**Stated goal:** List all the lines in these records that hold "Patient".

**Entries:**

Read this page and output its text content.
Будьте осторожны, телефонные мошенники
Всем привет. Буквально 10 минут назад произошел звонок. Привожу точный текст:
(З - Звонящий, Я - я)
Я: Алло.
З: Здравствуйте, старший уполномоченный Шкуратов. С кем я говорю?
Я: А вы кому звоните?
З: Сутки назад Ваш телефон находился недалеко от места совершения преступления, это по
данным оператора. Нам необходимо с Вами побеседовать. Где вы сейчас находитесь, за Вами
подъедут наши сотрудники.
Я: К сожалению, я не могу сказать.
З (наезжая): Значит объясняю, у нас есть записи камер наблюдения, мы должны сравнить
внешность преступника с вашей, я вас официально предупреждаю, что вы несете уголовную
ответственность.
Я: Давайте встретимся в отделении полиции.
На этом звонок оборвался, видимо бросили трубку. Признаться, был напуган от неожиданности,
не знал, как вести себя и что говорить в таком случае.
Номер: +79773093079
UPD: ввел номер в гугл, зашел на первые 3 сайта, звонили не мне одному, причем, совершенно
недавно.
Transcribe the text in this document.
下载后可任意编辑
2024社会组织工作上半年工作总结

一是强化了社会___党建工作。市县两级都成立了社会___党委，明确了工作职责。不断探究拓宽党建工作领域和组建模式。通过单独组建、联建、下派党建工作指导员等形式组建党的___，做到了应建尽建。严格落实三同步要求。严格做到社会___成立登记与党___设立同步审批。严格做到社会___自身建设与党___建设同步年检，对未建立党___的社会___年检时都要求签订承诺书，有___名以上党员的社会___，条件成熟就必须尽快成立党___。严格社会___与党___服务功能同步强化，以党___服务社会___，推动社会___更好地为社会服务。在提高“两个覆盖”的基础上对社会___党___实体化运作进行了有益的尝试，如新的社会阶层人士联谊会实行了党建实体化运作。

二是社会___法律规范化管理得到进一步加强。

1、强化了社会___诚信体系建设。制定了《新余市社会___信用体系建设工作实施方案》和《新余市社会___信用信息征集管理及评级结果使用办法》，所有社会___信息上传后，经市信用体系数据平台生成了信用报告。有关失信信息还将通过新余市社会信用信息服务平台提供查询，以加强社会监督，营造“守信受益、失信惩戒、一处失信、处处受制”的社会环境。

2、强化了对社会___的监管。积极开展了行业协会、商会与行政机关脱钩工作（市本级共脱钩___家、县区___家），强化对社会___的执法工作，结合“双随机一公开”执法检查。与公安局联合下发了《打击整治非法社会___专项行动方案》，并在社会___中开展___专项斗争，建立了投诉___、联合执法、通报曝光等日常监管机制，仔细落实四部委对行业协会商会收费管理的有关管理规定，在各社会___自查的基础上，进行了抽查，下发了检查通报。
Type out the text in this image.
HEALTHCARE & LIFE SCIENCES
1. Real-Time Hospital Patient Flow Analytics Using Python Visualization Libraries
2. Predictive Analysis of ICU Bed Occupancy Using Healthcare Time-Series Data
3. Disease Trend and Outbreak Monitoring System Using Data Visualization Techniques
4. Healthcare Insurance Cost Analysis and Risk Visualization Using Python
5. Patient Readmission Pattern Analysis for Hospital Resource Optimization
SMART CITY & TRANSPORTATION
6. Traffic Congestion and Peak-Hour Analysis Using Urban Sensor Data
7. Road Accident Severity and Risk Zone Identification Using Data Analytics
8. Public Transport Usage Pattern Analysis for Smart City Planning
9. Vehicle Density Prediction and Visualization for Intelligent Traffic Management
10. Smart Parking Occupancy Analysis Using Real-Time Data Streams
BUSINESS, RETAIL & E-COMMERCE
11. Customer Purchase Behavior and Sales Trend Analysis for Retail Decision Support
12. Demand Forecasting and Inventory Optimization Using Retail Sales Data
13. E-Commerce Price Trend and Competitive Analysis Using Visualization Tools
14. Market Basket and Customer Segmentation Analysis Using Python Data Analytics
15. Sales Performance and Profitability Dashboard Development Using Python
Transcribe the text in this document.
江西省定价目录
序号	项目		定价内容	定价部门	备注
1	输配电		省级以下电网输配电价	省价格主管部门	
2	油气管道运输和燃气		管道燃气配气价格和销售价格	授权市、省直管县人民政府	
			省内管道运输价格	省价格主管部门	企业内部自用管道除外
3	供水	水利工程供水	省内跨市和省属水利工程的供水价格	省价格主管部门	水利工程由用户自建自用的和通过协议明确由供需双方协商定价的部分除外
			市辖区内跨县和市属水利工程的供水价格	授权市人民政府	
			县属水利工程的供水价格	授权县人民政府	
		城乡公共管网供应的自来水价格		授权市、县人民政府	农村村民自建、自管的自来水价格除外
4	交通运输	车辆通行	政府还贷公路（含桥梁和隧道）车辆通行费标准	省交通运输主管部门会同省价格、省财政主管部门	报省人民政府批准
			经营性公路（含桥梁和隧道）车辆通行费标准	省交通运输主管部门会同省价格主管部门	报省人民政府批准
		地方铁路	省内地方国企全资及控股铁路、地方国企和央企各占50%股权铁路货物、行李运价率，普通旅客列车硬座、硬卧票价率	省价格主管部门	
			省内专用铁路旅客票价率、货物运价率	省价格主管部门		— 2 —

**Full answer:**
1. Real-Time Hospital Patient Flow Analytics Using Python Visualization Libraries
5. Patient Readmission Pattern Analysis for Hospital Resource Optimization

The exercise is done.